Brief –
Say how many lines contain the word "Bituminous". Only the number should be given.

Data records –
◆ ◆ ◆ ◆

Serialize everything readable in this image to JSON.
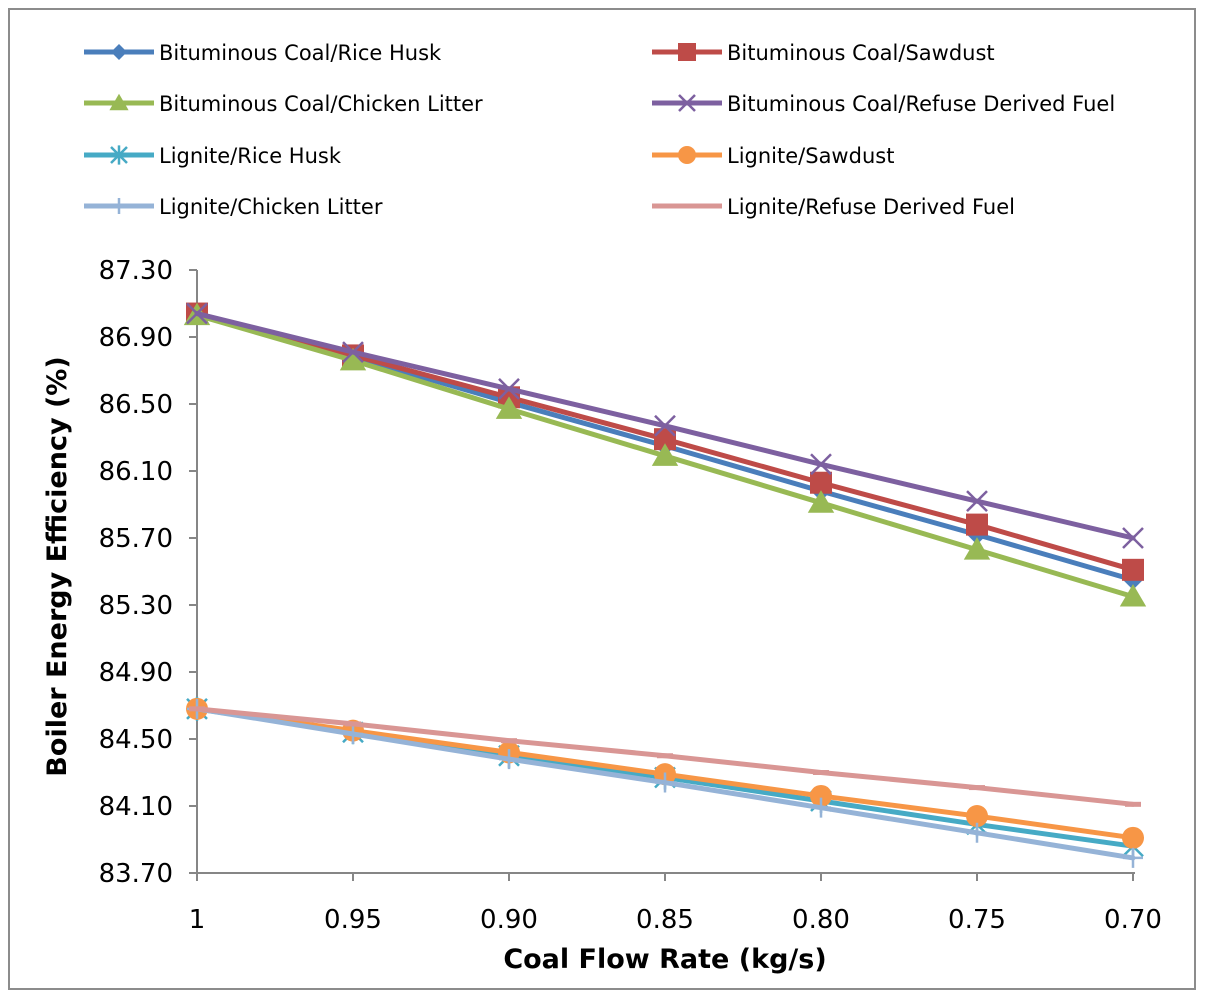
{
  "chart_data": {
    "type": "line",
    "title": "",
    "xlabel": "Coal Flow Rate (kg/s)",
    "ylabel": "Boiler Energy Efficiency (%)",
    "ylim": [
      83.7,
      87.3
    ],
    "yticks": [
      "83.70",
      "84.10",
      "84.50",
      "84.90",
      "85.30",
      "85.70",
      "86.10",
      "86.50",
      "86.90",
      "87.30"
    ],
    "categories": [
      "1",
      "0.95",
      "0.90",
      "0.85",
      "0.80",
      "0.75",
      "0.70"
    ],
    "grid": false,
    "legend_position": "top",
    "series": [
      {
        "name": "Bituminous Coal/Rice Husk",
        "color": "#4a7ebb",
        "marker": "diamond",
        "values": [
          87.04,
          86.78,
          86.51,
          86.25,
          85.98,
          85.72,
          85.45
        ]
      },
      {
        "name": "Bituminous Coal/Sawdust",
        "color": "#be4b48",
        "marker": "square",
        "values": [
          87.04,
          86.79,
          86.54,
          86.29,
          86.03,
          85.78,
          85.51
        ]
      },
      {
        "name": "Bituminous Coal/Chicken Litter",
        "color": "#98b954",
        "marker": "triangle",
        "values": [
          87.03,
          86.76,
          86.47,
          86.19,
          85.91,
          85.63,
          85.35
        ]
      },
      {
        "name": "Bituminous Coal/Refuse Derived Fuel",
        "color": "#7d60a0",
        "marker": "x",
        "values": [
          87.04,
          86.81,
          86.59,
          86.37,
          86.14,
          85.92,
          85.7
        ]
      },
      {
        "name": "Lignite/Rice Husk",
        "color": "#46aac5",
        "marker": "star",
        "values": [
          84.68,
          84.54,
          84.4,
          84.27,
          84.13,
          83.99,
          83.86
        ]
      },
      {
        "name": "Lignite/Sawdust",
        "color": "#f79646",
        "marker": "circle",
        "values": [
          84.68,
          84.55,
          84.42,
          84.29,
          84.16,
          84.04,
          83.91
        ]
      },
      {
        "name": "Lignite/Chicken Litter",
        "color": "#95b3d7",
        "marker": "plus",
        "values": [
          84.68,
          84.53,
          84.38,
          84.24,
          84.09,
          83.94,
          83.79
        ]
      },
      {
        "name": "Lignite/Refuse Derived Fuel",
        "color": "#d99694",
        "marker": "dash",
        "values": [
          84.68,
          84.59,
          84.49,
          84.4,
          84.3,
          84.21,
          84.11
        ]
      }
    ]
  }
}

◆ ◆ ◆ ◆

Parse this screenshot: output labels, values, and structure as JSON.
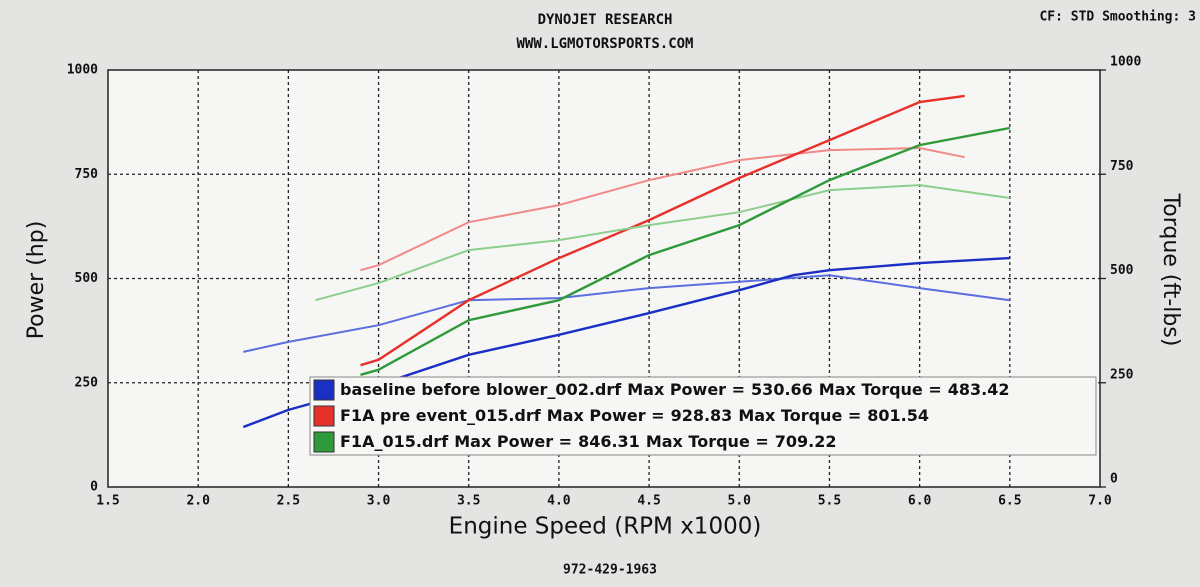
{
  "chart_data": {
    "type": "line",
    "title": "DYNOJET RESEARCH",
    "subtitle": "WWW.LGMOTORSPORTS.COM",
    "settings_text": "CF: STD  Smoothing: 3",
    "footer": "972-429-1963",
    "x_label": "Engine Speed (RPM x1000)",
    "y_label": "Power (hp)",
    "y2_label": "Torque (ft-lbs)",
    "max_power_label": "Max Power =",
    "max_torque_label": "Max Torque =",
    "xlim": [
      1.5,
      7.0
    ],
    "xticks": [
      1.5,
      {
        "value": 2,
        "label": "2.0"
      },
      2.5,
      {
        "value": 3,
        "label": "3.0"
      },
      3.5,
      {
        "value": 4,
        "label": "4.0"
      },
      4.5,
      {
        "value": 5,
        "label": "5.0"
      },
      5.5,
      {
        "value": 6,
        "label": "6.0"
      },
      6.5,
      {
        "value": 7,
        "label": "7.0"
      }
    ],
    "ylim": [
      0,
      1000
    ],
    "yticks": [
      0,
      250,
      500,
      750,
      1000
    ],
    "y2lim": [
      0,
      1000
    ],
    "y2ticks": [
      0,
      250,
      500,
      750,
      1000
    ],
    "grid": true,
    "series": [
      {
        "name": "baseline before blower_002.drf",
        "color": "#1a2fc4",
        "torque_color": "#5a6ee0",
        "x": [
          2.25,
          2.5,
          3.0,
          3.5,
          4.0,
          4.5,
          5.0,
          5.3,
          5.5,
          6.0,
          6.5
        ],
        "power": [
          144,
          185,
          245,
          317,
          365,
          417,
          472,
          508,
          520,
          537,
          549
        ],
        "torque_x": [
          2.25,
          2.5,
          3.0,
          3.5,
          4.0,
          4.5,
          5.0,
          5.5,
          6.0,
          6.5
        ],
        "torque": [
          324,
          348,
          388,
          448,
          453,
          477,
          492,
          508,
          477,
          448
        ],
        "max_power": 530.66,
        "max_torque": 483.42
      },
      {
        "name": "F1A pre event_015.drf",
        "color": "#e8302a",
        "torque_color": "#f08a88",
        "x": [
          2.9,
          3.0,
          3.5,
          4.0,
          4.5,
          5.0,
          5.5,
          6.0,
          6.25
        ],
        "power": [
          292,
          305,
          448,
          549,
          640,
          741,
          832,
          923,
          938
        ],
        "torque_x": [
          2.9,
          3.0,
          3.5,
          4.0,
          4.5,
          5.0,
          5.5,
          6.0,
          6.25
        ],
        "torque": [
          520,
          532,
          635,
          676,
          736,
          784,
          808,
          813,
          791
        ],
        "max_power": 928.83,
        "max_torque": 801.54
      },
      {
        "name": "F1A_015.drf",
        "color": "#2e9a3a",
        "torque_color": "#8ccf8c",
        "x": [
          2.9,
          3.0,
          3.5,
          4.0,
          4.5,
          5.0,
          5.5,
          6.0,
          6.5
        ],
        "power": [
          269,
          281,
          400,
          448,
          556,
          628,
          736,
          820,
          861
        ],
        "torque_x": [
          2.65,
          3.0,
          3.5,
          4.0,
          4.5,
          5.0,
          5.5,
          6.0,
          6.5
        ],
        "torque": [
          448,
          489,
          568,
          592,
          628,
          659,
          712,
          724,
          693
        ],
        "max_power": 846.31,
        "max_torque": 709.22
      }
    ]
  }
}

◆ ◆ ◆ ◆

Solution for this exercise –
4